** What this task involves **
Collect all the lines that mention the word "JSON".

----------------

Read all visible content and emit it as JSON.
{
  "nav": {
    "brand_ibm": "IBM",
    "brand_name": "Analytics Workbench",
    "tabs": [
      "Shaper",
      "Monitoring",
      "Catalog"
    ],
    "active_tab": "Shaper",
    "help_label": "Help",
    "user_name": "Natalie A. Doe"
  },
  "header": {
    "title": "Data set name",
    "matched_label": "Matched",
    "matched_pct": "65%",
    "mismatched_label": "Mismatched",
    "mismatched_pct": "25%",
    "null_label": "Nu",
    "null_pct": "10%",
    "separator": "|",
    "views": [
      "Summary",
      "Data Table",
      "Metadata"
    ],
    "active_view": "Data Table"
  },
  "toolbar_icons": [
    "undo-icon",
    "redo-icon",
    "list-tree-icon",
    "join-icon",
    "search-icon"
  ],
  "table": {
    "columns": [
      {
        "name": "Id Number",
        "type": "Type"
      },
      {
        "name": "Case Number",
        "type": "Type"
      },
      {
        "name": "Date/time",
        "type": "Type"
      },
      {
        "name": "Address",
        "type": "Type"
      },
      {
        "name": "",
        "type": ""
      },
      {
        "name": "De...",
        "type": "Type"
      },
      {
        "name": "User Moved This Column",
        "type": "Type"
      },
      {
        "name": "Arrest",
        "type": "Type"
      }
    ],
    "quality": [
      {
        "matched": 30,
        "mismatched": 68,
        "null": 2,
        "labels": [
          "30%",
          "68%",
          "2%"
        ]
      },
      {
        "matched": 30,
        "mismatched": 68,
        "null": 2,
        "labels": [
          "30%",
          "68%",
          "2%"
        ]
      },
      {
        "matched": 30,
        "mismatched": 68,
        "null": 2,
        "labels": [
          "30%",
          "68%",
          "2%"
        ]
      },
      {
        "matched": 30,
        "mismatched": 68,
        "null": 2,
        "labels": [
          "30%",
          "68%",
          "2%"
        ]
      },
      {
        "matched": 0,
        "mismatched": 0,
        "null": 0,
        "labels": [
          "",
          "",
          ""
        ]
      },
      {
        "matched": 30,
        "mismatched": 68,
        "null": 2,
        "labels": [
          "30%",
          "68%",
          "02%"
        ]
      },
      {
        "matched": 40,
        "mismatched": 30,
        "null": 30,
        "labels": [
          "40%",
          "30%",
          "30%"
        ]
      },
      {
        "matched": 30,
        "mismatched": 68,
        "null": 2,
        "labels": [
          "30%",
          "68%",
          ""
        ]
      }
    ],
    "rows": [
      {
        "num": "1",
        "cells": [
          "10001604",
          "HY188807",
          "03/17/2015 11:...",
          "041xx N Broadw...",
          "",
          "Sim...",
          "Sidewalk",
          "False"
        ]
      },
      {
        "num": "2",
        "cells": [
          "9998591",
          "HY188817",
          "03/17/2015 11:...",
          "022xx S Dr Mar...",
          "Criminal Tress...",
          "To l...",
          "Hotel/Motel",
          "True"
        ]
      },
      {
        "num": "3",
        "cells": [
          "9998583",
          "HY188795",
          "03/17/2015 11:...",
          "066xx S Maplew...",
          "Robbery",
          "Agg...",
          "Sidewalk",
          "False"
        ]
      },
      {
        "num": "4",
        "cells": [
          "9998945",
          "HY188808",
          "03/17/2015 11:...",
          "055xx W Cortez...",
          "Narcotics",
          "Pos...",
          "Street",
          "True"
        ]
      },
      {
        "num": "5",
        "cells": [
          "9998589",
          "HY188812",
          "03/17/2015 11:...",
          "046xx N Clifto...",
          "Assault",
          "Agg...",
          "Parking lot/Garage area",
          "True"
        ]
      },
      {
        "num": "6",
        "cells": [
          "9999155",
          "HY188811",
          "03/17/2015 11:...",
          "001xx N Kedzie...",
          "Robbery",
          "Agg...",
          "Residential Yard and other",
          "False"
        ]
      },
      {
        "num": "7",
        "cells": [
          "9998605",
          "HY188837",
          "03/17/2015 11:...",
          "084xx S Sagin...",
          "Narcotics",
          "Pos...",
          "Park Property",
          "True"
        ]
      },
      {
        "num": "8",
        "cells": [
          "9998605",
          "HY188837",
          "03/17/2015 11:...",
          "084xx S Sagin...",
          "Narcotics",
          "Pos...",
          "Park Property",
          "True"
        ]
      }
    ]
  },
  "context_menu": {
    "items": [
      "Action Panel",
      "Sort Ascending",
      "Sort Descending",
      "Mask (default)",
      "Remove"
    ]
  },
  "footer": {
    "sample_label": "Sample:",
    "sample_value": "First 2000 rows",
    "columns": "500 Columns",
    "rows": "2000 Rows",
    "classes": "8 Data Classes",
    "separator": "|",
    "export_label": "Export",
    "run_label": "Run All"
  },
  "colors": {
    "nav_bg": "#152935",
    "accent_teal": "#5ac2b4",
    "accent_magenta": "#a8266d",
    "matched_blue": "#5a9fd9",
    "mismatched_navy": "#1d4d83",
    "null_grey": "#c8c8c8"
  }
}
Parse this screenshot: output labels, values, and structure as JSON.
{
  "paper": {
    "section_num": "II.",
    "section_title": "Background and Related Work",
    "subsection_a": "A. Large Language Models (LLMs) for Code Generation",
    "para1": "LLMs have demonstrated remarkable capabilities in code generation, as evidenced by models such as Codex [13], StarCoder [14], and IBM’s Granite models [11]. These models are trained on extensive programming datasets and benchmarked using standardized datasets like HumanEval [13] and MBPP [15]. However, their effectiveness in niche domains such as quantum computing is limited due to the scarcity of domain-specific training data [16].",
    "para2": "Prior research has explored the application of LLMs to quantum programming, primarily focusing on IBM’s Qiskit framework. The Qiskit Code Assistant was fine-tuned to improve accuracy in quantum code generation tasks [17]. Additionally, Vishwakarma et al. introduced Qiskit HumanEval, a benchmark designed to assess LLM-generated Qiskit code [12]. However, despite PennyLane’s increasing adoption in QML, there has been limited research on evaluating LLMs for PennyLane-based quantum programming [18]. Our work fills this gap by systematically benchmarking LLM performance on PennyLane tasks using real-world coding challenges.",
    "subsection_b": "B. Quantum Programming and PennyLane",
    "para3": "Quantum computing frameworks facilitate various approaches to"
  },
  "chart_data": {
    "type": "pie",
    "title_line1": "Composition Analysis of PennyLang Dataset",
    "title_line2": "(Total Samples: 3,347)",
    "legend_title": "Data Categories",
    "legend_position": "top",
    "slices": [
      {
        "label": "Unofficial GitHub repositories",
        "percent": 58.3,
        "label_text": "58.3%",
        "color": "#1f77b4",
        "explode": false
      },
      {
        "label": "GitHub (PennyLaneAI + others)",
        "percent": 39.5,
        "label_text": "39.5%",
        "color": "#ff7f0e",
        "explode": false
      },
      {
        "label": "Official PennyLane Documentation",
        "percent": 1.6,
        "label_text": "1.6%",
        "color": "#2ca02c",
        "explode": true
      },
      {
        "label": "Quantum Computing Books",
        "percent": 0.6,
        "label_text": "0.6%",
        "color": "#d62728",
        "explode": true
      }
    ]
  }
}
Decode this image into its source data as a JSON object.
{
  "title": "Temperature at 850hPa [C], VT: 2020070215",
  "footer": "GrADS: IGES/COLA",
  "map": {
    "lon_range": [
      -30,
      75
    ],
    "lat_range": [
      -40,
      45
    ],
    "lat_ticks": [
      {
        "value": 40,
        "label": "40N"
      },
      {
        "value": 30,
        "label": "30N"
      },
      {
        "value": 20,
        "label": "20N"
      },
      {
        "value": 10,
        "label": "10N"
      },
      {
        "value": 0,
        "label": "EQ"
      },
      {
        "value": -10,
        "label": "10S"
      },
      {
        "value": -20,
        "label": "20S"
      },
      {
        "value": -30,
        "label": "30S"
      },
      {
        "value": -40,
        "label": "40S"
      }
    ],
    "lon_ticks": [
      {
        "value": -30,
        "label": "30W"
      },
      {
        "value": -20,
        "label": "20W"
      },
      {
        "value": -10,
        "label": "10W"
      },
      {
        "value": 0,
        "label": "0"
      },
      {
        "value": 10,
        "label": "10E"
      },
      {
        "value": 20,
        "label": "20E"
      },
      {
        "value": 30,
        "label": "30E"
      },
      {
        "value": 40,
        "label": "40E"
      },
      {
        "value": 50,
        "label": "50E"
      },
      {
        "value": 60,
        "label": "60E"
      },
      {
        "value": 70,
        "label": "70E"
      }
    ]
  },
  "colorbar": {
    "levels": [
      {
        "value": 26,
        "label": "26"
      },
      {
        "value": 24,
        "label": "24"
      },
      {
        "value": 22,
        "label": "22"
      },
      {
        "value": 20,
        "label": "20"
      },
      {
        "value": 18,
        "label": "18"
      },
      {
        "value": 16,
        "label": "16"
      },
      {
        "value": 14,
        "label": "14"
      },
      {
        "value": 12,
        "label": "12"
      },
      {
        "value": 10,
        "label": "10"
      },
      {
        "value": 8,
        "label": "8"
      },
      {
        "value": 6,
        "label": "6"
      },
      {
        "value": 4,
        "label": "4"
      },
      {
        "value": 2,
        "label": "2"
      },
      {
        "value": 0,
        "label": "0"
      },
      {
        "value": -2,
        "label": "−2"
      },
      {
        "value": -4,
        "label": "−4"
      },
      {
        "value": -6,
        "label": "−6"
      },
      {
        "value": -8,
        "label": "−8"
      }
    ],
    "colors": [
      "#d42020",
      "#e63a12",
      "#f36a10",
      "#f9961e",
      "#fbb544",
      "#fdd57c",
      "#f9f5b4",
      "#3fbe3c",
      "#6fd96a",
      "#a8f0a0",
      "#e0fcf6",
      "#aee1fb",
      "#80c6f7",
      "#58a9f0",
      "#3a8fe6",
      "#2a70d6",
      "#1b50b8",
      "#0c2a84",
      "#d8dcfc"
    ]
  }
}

----------------

** Correct answer **
Read all visible content and emit it as JSON.
Parse this screenshot: output labels, values, and structure as JSON.
Decode this image into its source data as a JSON object.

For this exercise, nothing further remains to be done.